Exercise. Write out each line that follows exactly as it stands, without the pictures.

Exercise input.
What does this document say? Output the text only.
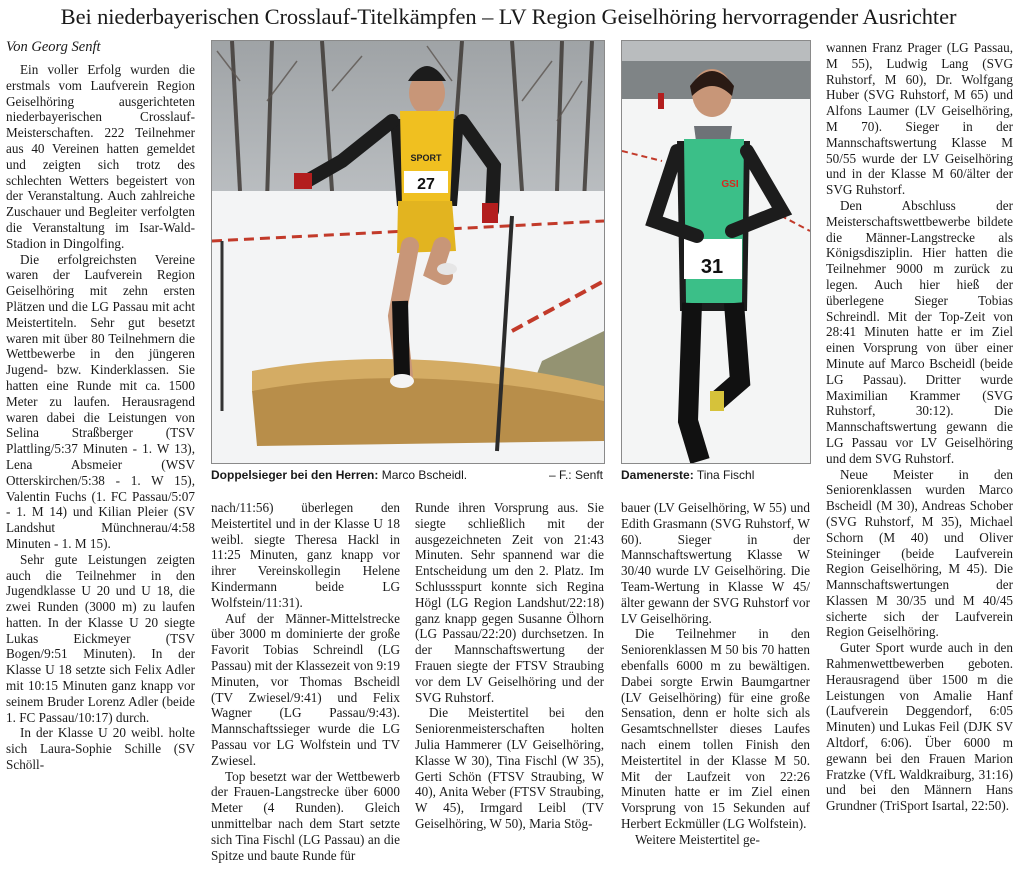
Bei niederbayerischen Crosslauf-Titelkämpfen – LV Region Geiselhöring hervorragender Ausrichter

Von Georg Senft

Ein voller Erfolg wurden die erstmals vom Laufverein Region Geiselhöring ausgerichteten niederbayerischen Crosslauf-Meisterschaften. 222 Teilnehmer aus 40 Vereinen hatten gemeldet und zeigten sich trotz des schlechten Wetters begeistert von der Veranstaltung. Auch zahlreiche Zuschauer und Begleiter verfolgten die Veranstaltung im Isar-Wald-Stadion in Dingolfing.

Die erfolgreichsten Vereine waren der Laufverein Region Geiselhöring mit zehn ersten Plätzen und die LG Passau mit acht Meistertiteln. Sehr gut besetzt waren mit über 80 Teilnehmern die Wettbewerbe in den jüngeren Jugend- bzw. Kinderklassen. Sie hatten eine Runde mit ca. 1500 Meter zu laufen. Herausragend waren dabei die Leistungen von Selina Straßberger (TSV Plattling/5:37 Minuten - 1. W 13), Lena Absmeier (WSV Otterskirchen/5:38 - 1. W 15), Valentin Fuchs (1. FC Passau/5:07 - 1. M 14) und Kilian Pleier (SV Landshut Münchnerau/4:58 Minuten - 1. M 15).

Sehr gute Leistungen zeigten auch die Teilnehmer in den Jugendklasse U 20 und U 18, die zwei Runden (3000 m) zu laufen hatten. In der Klasse U 20 siegte Lukas Eickmeyer (TSV Bogen/9:51 Minuten). In der Klasse U 18 setzte sich Felix Adler mit 10:15 Minuten ganz knapp vor seinem Bruder Lorenz Adler (beide 1. FC Passau/10:17) durch.

In der Klasse U 20 weibl. holte sich Laura-Sophie Schille (SV Schöll-

27
SPORT
Doppelsieger bei den Herren: Marco Bscheidl.	– F.: Senft
31
GSI
Damenerste: Tina Fischl

nach/11:56) überlegen den Meistertitel und in der Klasse U 18 weibl. siegte Theresa Hackl in 11:25 Minuten, ganz knapp vor ihrer Vereinskollegin Helene Kindermann beide LG Wolfstein/11:31).

Auf der Männer-Mittelstrecke über 3000 m dominierte der große Favorit Tobias Schreindl (LG Passau) mit der Klassezeit von 9:19 Minuten, vor Thomas Bscheidl (TV Zwiesel/9:41) und Felix Wagner (LG Passau/9:43). Mannschaftssieger wurde die LG Passau vor LG Wolfstein und TV Zwiesel.

Top besetzt war der Wettbewerb der Frauen-Langstrecke über 6000 Meter (4 Runden). Gleich unmittelbar nach dem Start setzte sich Tina Fischl (LG Passau) an die Spitze und baute Runde für

Runde ihren Vorsprung aus. Sie siegte schließlich mit der ausgezeichneten Zeit von 21:43 Minuten. Sehr spannend war die Entscheidung um den 2. Platz. Im Schlussspurt konnte sich Regina Högl (LG Region Landshut/22:18) ganz knapp gegen Susanne Ölhorn (LG Passau/22:20) durchsetzen. In der Mannschaftswertung der Frauen siegte der FTSV Straubing vor dem LV Geiselhöring und der SVG Ruhstorf.

Die Meistertitel bei den Seniorenmeisterschaften holten Julia Hammerer (LV Geiselhöring, Klasse W 30), Tina Fischl (W 35), Gerti Schön (FTSV Straubing, W 40), Anita Weber (FTSV Straubing, W 45), Irmgard Leibl (TV Geiselhöring, W 50), Maria Stög-

bauer (LV Geiselhöring, W 55) und Edith Grasmann (SVG Ruhstorf, W 60). Sieger in der Mannschaftswertung Klasse W 30/40 wurde LV Geiselhöring. Die Team-Wertung in Klasse W 45/älter gewann der SVG Ruhstorf vor LV Geiselhöring.

Die Teilnehmer in den Seniorenklassen M 50 bis 70 hatten ebenfalls 6000 m zu bewältigen. Dabei sorgte Erwin Baumgartner (LV Geiselhöring) für eine große Sensation, denn er holte sich als Gesamtschnellster dieses Laufes nach einem tollen Finish den Meistertitel in der Klasse M 50. Mit der Laufzeit von 22:26 Minuten hatte er im Ziel einen Vorsprung von 15 Sekunden auf Herbert Eckmüller (LG Wolfstein).

Weitere Meistertitel ge-

wannen Franz Prager (LG Passau, M 55), Ludwig Lang (SVG Ruhstorf, M 60), Dr. Wolfgang Huber (SVG Ruhstorf, M 65) und Alfons Laumer (LV Geiselhöring, M 70). Sieger in der Mannschaftswertung Klasse M 50/55 wurde der LV Geiselhöring und in der Klasse M 60/älter der SVG Ruhstorf.

Den Abschluss der Meisterschaftswettbewerbe bildete die Männer-Langstrecke als Königsdisziplin. Hier hatten die Teilnehmer 9000 m zurück zu legen. Auch hier hieß der überlegene Sieger Tobias Schreindl. Mit der Top-Zeit von 28:41 Minuten hatte er im Ziel einen Vorsprung von über einer Minute auf Marco Bscheidl (beide LG Passau). Dritter wurde Maximilian Krammer (SVG Ruhstorf, 30:12). Die Mannschaftswertung gewann die LG Passau vor LV Geiselhöring und dem SVG Ruhstorf.

Neue Meister in den Seniorenklassen wurden Marco Bscheidl (M 30), Andreas Schober (SVG Ruhstorf, M 35), Michael Schorn (M 40) und Oliver Steininger (beide Laufverein Region Geiselhöring, M 45). Die Mannschaftswertungen der Klassen M 30/35 und M 40/45 sicherte sich der Laufverein Region Geiselhöring.

Guter Sport wurde auch in den Rahmenwettbewerben geboten. Herausragend über 1500 m die Leistungen von Amalie Hanf (Laufverein Deggendorf, 6:05 Minuten) und Lukas Feil (DJK SV Altdorf, 6:06). Über 6000 m gewann bei den Frauen Marion Fratzke (VfL Waldkraiburg, 31:16) und bei den Männern Hans Grundner (TriSport Isartal, 22:50).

Expected answer.
What does this document say? Output the text only.
Bei niederbayerischen Crosslauf-Titelkämpfen – LV Region Geiselhöring hervorragender Ausrichter

Von Georg Senft

Ein voller Erfolg wurden die erstmals vom Laufverein Region Geiselhöring ausgerichteten niederbayerischen Crosslauf-Meisterschaften. 222 Teilnehmer aus 40 Vereinen hatten gemeldet und zeigten sich trotz des schlechten Wetters begeistert von der Veranstaltung. Auch zahlreiche Zuschauer und Begleiter verfolgten die Veranstaltung im Isar-Wald-Stadion in Dingolfing.

Die erfolgreichsten Vereine waren der Laufverein Region Geiselhöring mit zehn ersten Plätzen und die LG Passau mit acht Meistertiteln. Sehr gut besetzt waren mit über 80 Teilnehmern die Wettbewerbe in den jüngeren Jugend- bzw. Kinderklassen. Sie hatten eine Runde mit ca. 1500 Meter zu laufen. Herausragend waren dabei die Leistungen von Selina Straßberger (TSV Plattling/5:37 Minuten - 1. W 13), Lena Absmeier (WSV Otterskirchen/5:38 - 1. W 15), Valentin Fuchs (1. FC Passau/5:07 - 1. M 14) und Kilian Pleier (SV Landshut Münchnerau/4:58 Minuten - 1. M 15).

Sehr gute Leistungen zeigten auch die Teilnehmer in den Jugendklasse U 20 und U 18, die zwei Runden (3000 m) zu laufen hatten. In der Klasse U 20 siegte Lukas Eickmeyer (TSV Bogen/9:51 Minuten). In der Klasse U 18 setzte sich Felix Adler mit 10:15 Minuten ganz knapp vor seinem Bruder Lorenz Adler (beide 1. FC Passau/10:17) durch.

In der Klasse U 20 weibl. holte sich Laura-Sophie Schille (SV Schöll-

27
SPORT
Doppelsieger bei den Herren: Marco Bscheidl.	– F.: Senft
31
GSI
Damenerste: Tina Fischl

nach/11:56) überlegen den Meistertitel und in der Klasse U 18 weibl. siegte Theresa Hackl in 11:25 Minuten, ganz knapp vor ihrer Vereinskollegin Helene Kindermann beide LG Wolfstein/11:31).

Auf der Männer-Mittelstrecke über 3000 m dominierte der große Favorit Tobias Schreindl (LG Passau) mit der Klassezeit von 9:19 Minuten, vor Thomas Bscheidl (TV Zwiesel/9:41) und Felix Wagner (LG Passau/9:43). Mannschaftssieger wurde die LG Passau vor LG Wolfstein und TV Zwiesel.

Top besetzt war der Wettbewerb der Frauen-Langstrecke über 6000 Meter (4 Runden). Gleich unmittelbar nach dem Start setzte sich Tina Fischl (LG Passau) an die Spitze und baute Runde für

Runde ihren Vorsprung aus. Sie siegte schließlich mit der ausgezeichneten Zeit von 21:43 Minuten. Sehr spannend war die Entscheidung um den 2. Platz. Im Schlussspurt konnte sich Regina Högl (LG Region Landshut/22:18) ganz knapp gegen Susanne Ölhorn (LG Passau/22:20) durchsetzen. In der Mannschaftswertung der Frauen siegte der FTSV Straubing vor dem LV Geiselhöring und der SVG Ruhstorf.

Die Meistertitel bei den Seniorenmeisterschaften holten Julia Hammerer (LV Geiselhöring, Klasse W 30), Tina Fischl (W 35), Gerti Schön (FTSV Straubing, W 40), Anita Weber (FTSV Straubing, W 45), Irmgard Leibl (TV Geiselhöring, W 50), Maria Stög-

bauer (LV Geiselhöring, W 55) und Edith Grasmann (SVG Ruhstorf, W 60). Sieger in der Mannschaftswertung Klasse W 30/40 wurde LV Geiselhöring. Die Team-Wertung in Klasse W 45/älter gewann der SVG Ruhstorf vor LV Geiselhöring.

Die Teilnehmer in den Seniorenklassen M 50 bis 70 hatten ebenfalls 6000 m zu bewältigen. Dabei sorgte Erwin Baumgartner (LV Geiselhöring) für eine große Sensation, denn er holte sich als Gesamtschnellster dieses Laufes nach einem tollen Finish den Meistertitel in der Klasse M 50. Mit der Laufzeit von 22:26 Minuten hatte er im Ziel einen Vorsprung von 15 Sekunden auf Herbert Eckmüller (LG Wolfstein).

Weitere Meistertitel ge-

wannen Franz Prager (LG Passau, M 55), Ludwig Lang (SVG Ruhstorf, M 60), Dr. Wolfgang Huber (SVG Ruhstorf, M 65) und Alfons Laumer (LV Geiselhöring, M 70). Sieger in der Mannschaftswertung Klasse M 50/55 wurde der LV Geiselhöring und in der Klasse M 60/älter der SVG Ruhstorf.

Den Abschluss der Meisterschaftswettbewerbe bildete die Männer-Langstrecke als Königsdisziplin. Hier hatten die Teilnehmer 9000 m zurück zu legen. Auch hier hieß der überlegene Sieger Tobias Schreindl. Mit der Top-Zeit von 28:41 Minuten hatte er im Ziel einen Vorsprung von über einer Minute auf Marco Bscheidl (beide LG Passau). Dritter wurde Maximilian Krammer (SVG Ruhstorf, 30:12). Die Mannschaftswertung gewann die LG Passau vor LV Geiselhöring und dem SVG Ruhstorf.

Neue Meister in den Seniorenklassen wurden Marco Bscheidl (M 30), Andreas Schober (SVG Ruhstorf, M 35), Michael Schorn (M 40) und Oliver Steininger (beide Laufverein Region Geiselhöring, M 45). Die Mannschaftswertungen der Klassen M 30/35 und M 40/45 sicherte sich der Laufverein Region Geiselhöring.

Guter Sport wurde auch in den Rahmenwettbewerben geboten. Herausragend über 1500 m die Leistungen von Amalie Hanf (Laufverein Deggendorf, 6:05 Minuten) und Lukas Feil (DJK SV Altdorf, 6:06). Über 6000 m gewann bei den Frauen Marion Fratzke (VfL Waldkraiburg, 31:16) und bei den Männern Hans Grundner (TriSport Isartal, 22:50).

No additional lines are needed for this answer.